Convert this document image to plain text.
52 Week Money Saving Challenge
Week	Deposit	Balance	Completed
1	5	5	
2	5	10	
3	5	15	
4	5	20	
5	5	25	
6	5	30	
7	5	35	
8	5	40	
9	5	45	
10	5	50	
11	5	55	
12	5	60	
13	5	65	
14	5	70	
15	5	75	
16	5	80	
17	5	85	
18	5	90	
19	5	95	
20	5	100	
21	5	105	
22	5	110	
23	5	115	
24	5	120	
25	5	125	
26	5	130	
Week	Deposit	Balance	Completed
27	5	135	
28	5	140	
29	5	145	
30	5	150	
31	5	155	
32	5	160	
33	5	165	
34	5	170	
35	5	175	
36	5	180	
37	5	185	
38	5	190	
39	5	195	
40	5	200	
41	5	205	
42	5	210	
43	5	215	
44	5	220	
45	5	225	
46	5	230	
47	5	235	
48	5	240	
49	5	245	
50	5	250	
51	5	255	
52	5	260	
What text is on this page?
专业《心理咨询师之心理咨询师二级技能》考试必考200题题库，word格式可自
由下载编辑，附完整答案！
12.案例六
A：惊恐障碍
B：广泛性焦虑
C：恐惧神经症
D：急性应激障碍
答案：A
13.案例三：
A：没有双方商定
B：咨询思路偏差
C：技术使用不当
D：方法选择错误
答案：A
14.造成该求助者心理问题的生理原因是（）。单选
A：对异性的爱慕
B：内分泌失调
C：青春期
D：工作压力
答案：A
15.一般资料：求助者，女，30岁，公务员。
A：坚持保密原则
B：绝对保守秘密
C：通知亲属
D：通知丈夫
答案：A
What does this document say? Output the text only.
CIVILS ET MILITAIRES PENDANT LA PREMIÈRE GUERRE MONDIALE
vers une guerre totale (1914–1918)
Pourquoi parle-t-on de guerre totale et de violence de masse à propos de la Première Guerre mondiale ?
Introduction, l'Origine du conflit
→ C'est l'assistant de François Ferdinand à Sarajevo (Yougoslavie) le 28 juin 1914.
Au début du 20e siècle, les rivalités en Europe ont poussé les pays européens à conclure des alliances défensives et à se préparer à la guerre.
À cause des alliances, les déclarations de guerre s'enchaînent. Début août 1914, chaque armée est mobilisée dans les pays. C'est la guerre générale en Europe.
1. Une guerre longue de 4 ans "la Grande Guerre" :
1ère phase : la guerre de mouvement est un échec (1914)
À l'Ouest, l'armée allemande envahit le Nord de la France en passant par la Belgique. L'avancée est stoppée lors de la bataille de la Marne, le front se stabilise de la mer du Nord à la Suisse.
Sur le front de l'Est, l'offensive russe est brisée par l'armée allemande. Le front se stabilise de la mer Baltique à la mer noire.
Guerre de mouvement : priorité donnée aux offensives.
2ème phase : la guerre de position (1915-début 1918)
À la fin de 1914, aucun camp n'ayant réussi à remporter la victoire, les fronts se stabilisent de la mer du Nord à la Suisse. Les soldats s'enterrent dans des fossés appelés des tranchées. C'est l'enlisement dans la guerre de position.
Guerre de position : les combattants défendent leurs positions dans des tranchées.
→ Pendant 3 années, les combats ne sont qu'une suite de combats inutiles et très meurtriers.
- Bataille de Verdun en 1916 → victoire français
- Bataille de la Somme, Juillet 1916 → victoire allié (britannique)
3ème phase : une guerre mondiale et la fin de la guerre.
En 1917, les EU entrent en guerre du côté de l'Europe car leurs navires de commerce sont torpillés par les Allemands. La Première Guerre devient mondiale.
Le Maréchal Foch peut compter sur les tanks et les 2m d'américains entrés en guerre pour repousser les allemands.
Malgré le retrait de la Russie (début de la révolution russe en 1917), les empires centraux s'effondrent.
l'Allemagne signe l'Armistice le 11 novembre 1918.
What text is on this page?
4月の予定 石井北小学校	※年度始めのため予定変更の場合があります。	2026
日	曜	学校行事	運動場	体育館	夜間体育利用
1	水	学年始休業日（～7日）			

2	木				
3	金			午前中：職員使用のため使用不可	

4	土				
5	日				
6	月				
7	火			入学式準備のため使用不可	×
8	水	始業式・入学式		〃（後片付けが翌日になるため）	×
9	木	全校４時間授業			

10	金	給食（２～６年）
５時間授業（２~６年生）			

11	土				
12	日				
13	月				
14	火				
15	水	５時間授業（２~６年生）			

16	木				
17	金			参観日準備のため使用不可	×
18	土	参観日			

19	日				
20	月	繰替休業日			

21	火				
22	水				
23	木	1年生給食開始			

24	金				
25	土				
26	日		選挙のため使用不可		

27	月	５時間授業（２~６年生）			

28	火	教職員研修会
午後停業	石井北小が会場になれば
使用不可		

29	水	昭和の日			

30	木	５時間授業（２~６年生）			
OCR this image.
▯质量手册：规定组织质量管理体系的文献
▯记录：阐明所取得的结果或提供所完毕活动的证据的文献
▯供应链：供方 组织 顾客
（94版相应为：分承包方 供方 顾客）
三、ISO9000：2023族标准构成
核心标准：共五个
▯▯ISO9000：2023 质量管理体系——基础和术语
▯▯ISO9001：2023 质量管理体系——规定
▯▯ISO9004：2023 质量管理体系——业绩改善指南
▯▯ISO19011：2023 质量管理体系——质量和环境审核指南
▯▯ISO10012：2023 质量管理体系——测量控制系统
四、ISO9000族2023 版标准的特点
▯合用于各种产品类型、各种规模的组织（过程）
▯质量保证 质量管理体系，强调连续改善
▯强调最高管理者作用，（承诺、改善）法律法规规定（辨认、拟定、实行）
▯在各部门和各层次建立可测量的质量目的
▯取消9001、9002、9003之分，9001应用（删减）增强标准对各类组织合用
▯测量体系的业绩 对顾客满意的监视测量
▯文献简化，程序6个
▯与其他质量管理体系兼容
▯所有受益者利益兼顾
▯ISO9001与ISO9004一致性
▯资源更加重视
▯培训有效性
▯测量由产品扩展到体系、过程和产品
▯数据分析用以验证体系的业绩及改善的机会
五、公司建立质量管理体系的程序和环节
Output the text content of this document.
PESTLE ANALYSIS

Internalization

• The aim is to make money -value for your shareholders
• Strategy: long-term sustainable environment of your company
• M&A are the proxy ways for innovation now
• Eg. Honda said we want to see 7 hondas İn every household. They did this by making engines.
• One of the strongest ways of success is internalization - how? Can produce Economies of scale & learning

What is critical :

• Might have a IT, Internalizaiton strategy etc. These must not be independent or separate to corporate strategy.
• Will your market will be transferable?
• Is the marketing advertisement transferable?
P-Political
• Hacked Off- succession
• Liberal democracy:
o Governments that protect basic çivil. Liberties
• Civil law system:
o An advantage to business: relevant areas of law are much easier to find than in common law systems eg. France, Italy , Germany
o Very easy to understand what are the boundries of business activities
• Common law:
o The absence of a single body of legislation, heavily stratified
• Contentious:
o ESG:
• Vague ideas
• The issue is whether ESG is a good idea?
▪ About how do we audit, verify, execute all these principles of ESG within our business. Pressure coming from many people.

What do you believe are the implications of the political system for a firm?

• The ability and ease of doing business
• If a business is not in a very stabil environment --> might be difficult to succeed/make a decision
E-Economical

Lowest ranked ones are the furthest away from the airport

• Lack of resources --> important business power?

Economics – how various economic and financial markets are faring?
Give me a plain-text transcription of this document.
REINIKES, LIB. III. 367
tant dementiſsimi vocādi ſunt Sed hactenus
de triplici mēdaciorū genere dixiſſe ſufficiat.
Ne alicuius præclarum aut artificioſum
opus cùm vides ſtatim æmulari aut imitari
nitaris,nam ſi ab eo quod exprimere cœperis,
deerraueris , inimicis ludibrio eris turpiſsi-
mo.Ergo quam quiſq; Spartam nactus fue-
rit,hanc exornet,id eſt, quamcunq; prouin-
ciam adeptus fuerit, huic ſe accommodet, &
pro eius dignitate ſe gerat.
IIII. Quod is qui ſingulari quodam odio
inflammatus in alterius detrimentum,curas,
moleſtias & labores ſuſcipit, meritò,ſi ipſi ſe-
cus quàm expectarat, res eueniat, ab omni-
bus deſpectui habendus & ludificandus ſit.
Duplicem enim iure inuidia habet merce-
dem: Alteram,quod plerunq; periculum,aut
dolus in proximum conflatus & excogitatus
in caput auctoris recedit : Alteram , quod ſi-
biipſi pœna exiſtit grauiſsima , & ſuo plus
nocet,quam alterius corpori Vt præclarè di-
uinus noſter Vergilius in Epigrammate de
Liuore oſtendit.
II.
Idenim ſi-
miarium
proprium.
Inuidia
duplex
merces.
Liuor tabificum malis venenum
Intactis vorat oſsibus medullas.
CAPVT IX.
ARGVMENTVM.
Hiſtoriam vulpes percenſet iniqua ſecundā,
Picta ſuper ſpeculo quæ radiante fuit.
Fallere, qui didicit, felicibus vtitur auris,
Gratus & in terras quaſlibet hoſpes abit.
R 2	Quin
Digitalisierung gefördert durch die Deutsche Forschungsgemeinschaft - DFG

▶ **WORK INSTRUCTIONS**
Which lines contain the word "position"? Copy each one.

▶ **TASK OUTPUT**
2ème phase : la guerre de position (1915-début 1918)
À la fin de 1914, aucun camp n'ayant réussi à remporter la victoire, les fronts se stabilisent de la mer du Nord à la Suisse. Les soldats s'enterrent dans des fossés appelés des tranchées. C'est l'enlisement dans la guerre de position.
Guerre de position : les combattants défendent leurs positions dans des tranchées.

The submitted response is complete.